____ Entries shown

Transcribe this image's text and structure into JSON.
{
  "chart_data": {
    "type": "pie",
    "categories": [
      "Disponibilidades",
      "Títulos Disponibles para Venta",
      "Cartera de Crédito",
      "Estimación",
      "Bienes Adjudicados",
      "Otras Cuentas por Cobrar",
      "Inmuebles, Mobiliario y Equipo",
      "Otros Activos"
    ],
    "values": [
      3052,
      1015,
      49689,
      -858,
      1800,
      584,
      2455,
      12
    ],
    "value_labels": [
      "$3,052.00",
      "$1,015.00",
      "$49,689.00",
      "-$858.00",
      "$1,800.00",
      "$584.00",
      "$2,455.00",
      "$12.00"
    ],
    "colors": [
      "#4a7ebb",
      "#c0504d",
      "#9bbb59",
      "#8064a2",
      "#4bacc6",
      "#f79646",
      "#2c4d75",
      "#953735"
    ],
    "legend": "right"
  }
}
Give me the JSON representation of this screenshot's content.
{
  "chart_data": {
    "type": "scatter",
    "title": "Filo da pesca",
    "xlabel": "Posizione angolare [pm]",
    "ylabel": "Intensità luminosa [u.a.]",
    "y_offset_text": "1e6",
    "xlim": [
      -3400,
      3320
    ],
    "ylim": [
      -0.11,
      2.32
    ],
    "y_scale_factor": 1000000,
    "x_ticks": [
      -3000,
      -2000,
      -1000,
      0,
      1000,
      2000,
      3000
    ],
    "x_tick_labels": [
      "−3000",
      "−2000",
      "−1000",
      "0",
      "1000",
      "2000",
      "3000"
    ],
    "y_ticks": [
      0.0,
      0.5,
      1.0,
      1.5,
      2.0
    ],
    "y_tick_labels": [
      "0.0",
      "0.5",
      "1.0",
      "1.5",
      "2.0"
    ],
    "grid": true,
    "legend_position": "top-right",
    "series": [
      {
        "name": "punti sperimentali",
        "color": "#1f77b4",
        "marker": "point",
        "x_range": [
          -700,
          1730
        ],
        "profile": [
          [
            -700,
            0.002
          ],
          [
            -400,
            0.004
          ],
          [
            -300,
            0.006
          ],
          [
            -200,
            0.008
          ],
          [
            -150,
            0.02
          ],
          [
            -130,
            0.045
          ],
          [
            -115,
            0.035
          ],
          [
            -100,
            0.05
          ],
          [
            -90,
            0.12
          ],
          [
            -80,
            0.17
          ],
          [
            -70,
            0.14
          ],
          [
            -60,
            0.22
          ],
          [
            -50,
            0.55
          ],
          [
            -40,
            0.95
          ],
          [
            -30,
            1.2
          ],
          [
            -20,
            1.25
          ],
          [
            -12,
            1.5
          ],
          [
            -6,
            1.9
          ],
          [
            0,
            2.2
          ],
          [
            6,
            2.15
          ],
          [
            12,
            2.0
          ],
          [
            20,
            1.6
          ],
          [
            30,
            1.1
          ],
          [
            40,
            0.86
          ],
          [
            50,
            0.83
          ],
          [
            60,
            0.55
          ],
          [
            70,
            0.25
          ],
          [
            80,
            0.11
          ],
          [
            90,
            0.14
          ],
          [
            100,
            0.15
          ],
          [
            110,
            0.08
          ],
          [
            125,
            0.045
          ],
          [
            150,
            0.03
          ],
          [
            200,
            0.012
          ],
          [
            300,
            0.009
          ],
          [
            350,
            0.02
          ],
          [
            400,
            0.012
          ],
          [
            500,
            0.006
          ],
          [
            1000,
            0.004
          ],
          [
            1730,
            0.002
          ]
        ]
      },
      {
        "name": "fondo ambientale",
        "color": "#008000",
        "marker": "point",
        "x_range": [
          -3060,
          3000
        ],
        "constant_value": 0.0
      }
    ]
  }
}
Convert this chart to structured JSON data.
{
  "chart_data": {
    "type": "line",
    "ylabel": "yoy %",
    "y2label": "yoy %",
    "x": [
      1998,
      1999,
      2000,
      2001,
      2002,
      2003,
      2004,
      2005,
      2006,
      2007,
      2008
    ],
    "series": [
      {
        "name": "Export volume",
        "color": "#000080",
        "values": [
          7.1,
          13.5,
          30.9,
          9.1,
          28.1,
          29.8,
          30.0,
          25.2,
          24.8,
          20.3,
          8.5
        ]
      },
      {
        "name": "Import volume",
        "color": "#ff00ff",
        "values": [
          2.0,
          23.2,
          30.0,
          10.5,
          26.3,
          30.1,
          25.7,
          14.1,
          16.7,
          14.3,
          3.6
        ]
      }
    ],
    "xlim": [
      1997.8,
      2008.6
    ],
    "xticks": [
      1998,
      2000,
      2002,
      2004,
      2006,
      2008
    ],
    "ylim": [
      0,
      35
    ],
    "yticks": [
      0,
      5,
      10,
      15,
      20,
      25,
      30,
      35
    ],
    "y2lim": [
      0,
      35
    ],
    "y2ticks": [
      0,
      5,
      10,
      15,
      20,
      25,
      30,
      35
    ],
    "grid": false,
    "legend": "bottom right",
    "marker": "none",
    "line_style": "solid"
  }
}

________

[Work to do] Only a number is wanted: how many lines of the material above hold "ylabel"?

[Reply to the task] 2